→ **TASK DETAILS**: In how many lines does the string "Ambaca" appear? Answer with the number only.

→ **Stored items from a collection**:
>>>>
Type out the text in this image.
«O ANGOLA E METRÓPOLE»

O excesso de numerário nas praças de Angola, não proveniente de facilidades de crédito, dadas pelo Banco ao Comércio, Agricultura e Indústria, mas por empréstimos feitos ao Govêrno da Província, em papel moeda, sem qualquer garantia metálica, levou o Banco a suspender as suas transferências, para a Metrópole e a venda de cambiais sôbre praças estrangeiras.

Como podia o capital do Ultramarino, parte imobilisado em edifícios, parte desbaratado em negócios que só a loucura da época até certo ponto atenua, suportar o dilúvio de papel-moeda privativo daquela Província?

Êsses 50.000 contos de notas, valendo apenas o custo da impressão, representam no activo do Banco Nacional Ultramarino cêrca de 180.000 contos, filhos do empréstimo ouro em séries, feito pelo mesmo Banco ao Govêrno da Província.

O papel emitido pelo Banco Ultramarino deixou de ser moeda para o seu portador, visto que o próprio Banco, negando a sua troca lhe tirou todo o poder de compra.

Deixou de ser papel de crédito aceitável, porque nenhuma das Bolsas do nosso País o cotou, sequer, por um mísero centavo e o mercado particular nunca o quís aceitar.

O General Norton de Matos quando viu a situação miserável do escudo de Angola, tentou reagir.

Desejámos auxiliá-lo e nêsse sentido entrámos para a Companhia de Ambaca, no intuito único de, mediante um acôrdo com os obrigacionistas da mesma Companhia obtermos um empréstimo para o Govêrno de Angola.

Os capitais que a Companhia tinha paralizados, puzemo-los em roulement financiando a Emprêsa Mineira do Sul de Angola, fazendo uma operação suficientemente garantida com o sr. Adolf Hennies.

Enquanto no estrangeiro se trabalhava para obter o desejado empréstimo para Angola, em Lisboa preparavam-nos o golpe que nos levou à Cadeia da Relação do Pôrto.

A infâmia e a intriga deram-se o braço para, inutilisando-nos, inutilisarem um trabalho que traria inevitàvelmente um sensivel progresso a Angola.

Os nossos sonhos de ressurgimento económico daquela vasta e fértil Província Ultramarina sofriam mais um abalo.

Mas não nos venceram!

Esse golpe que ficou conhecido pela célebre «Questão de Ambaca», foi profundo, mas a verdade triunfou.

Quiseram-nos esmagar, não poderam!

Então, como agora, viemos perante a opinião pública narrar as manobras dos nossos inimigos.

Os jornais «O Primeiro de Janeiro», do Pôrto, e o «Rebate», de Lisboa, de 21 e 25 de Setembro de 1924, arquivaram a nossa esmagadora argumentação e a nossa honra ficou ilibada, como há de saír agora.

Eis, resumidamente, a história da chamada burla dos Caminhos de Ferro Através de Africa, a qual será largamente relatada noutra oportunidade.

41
<<<<
→ **WRITTEN ANSWER**: 2